Extracted data entries:
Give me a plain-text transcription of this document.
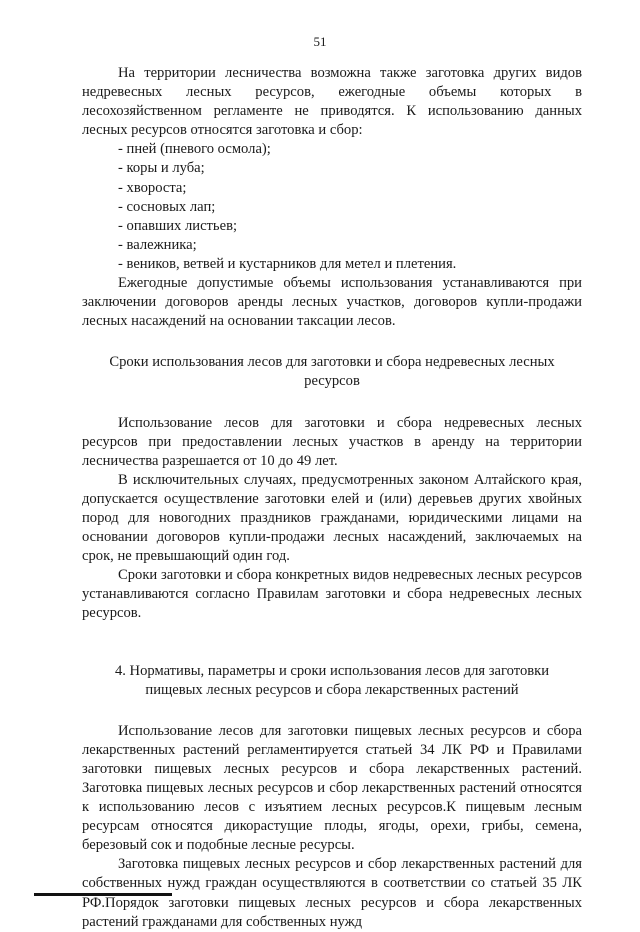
51

На территории лесничества возможна также заготовка других видов недревесных лесных ресурсов, ежегодные объемы которых в лесохозяйственном регламенте не приводятся. К использованию данных лесных ресурсов относятся заготовка и сбор:

- пней (пневого осмола);
- коры и луба;
- хвороста;
- сосновых лап;
- опавших листьев;
- валежника;
- веников, ветвей и кустарников для метел и плетения.

Ежегодные допустимые объемы использования устанавливаются при заключении договоров аренды лесных участков, договоров купли-продажи лесных насаждений на основании таксации лесов.

Сроки использования лесов для заготовки и сбора недревесных лесных ресурсов

Использование лесов для заготовки и сбора недревесных лесных ресурсов при предоставлении лесных участков в аренду на территории лесничества разрешается от 10 до 49 лет.

В исключительных случаях, предусмотренных законом Алтайского края, допускается осуществление заготовки елей и (или) деревьев других хвойных пород для новогодних праздников гражданами, юридическими лицами на основании договоров купли-продажи лесных насаждений, заключаемых на срок, не превышающий один год.

Сроки заготовки и сбора конкретных видов недревесных лесных ресурсов устанавливаются согласно Правилам заготовки и сбора недревесных лесных ресурсов.

4. Нормативы, параметры и сроки использования лесов для заготовки пищевых лесных ресурсов и сбора лекарственных растений

Использование лесов для заготовки пищевых лесных ресурсов и сбора лекарственных растений регламентируется статьей 34 ЛК РФ и Правилами заготовки пищевых лесных ресурсов и сбора лекарственных растений. Заготовка пищевых лесных ресурсов и сбор лекарственных растений относятся к использованию лесов с изъятием лесных ресурсов.К пищевым лесным ресурсам относятся дикорастущие плоды, ягоды, орехи, грибы, семена, березовый сок и подобные лесные ресурсы.

Заготовка пищевых лесных ресурсов и сбор лекарственных растений для собственных нужд граждан осуществляются в соответствии со статьей 35 ЛК РФ.Порядок заготовки пищевых лесных ресурсов и сбора лекарственных растений гражданами для собственных нужд
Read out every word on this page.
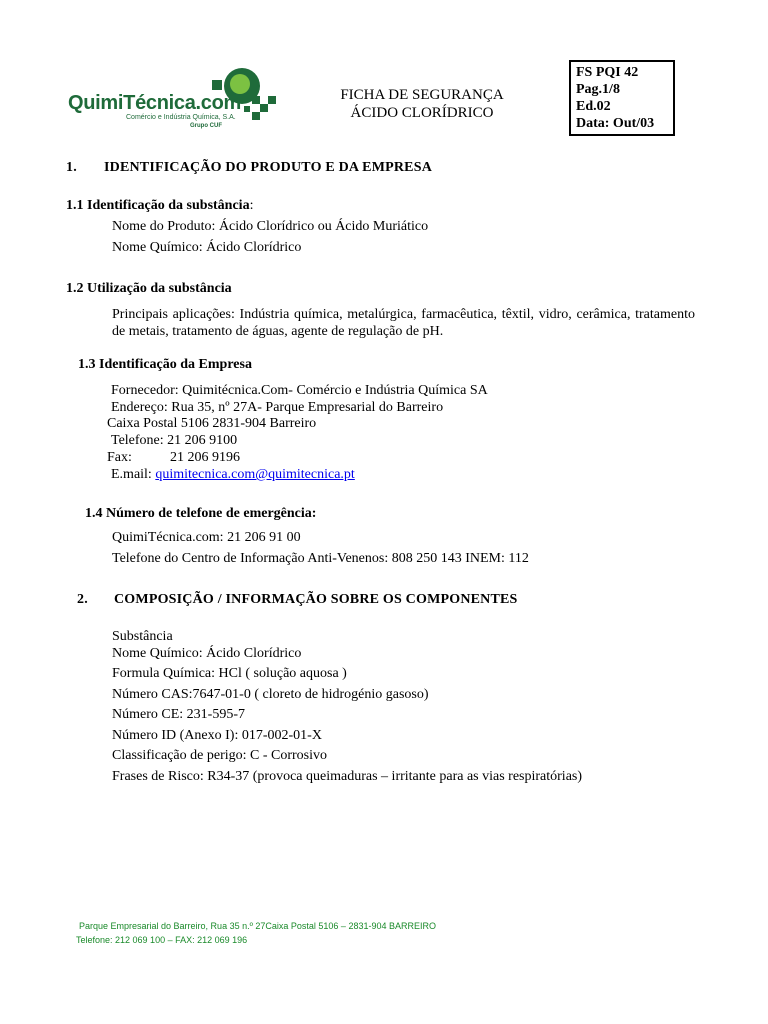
QuimiTécnica.com
Comércio e Indústria Química, S.A.
Grupo CUF
FICHA DE SEGURANÇA
ÁCIDO CLORÍDRICO
FS PQI 42
Pag.1/8
Ed.02
Data: Out/03
1. IDENTIFICAÇÃO DO PRODUTO E DA EMPRESA
1.1 Identificação da substância:
Nome do Produto: Ácido Clorídrico ou Ácido Muriático
Nome Químico: Ácido Clorídrico
1.2 Utilização da substância
Principais aplicações: Indústria química, metalúrgica, farmacêutica, têxtil, vidro, cerâmica, tratamento de metais, tratamento de águas, agente de regulação de pH.
1.3 Identificação da Empresa
Fornecedor: Quimitécnica.Com- Comércio e Indústria Química SA
Endereço: Rua 35, nº 27A- Parque Empresarial do Barreiro
Caixa Postal 5106 2831-904 Barreiro
Telefone: 21 206 9100
Fax:	21 206 9196
E.mail: quimitecnica.com@quimitecnica.pt
1.4 Número de telefone de emergência:
QuimiTécnica.com: 21 206 91 00
Telefone do Centro de Informação Anti-Venenos: 808 250 143 INEM: 112
2. COMPOSIÇÃO / INFORMAÇÃO SOBRE OS COMPONENTES
Substância
Nome Químico: Ácido Clorídrico
Formula Química: HCl ( solução aquosa )
Número CAS:7647-01-0 ( cloreto de hidrogénio gasoso)
Número CE: 231-595-7
Número ID (Anexo I): 017-002-01-X
Classificação de perigo: C - Corrosivo
Frases de Risco: R34-37 (provoca queimaduras – irritante para as vias respiratórias)
Parque Empresarial do Barreiro, Rua 35 n.º 27Caixa Postal 5106 – 2831-904 BARREIRO
Telefone: 212 069 100 – FAX: 212 069 196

Exercise requirements: Check every line of the data above for the string "this", and copy those that have it.

Exercise solution:
Give me a plain-text transcription of this document.
Read out every word on this page.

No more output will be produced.